------ EXTRACTED MATERIAL

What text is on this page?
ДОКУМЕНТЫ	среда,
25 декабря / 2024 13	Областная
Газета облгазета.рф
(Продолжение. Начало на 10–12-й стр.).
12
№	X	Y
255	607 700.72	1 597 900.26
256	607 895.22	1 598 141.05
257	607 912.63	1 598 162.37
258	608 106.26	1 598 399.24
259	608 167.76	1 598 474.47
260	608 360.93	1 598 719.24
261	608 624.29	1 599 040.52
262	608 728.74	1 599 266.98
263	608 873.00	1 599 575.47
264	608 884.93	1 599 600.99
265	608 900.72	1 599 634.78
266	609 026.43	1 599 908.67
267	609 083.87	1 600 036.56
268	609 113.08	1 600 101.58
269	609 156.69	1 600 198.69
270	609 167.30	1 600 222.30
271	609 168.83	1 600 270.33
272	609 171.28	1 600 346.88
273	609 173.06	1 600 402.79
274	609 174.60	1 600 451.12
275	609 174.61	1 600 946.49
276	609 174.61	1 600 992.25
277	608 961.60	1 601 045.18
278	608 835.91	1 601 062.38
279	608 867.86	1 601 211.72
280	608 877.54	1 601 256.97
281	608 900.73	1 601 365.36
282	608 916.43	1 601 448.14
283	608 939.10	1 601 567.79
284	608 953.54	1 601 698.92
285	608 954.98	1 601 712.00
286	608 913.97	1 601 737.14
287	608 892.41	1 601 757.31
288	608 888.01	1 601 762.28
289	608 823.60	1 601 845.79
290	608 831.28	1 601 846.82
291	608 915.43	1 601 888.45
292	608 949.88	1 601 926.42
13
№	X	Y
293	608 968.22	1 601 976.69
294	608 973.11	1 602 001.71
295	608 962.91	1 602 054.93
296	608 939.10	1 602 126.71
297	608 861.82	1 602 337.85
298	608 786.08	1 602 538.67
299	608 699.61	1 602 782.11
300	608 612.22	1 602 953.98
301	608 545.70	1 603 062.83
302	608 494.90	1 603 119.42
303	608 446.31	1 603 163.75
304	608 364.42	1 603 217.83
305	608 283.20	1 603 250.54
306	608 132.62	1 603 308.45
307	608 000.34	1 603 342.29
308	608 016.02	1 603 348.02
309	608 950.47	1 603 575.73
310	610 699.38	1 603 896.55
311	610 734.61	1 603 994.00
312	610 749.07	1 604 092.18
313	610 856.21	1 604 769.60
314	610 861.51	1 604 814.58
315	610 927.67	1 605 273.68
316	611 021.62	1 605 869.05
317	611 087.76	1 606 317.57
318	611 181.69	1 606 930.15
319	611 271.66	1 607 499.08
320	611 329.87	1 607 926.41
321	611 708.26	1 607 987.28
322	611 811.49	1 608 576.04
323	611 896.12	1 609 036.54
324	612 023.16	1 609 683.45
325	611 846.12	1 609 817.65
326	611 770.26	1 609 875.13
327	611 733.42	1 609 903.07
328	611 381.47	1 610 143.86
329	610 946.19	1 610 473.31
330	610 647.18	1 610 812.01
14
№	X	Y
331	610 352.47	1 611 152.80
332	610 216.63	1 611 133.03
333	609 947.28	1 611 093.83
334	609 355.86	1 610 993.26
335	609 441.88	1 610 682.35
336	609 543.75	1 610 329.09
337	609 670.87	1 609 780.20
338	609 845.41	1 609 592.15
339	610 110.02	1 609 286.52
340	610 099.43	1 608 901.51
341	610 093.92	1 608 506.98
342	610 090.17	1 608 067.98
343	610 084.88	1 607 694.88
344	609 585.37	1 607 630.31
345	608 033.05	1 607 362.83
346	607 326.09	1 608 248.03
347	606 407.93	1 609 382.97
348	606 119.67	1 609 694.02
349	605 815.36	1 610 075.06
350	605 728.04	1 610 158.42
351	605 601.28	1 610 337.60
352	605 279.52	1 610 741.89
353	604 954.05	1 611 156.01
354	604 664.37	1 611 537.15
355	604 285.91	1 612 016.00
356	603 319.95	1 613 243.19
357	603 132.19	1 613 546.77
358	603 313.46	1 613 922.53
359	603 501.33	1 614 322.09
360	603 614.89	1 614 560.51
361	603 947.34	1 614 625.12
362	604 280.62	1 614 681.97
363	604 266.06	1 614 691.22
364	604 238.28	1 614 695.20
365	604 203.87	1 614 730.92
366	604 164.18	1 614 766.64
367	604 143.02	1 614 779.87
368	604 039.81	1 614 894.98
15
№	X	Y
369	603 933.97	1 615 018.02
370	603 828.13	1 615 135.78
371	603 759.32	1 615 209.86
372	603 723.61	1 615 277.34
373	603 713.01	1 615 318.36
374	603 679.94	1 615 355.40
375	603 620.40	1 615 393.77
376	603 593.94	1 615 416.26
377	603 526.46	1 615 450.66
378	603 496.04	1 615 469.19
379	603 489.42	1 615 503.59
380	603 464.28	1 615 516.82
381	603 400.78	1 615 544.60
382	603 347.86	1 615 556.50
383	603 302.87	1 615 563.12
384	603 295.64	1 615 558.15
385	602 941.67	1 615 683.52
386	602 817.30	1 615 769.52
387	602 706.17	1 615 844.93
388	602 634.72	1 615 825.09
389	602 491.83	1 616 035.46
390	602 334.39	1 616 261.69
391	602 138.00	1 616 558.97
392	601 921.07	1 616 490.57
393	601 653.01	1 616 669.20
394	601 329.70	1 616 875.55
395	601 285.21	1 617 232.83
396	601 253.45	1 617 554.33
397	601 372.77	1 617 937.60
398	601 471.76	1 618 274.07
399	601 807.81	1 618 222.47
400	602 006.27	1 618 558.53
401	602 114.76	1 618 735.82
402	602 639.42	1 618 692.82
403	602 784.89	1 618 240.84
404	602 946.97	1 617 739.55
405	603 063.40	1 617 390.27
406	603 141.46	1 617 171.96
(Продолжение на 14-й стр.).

------------

**TO DO**
Within the entries above, work out how many lines contain the word "Продолжение". The number alone is the answer.

**OUTPUT OF THE TASK**
2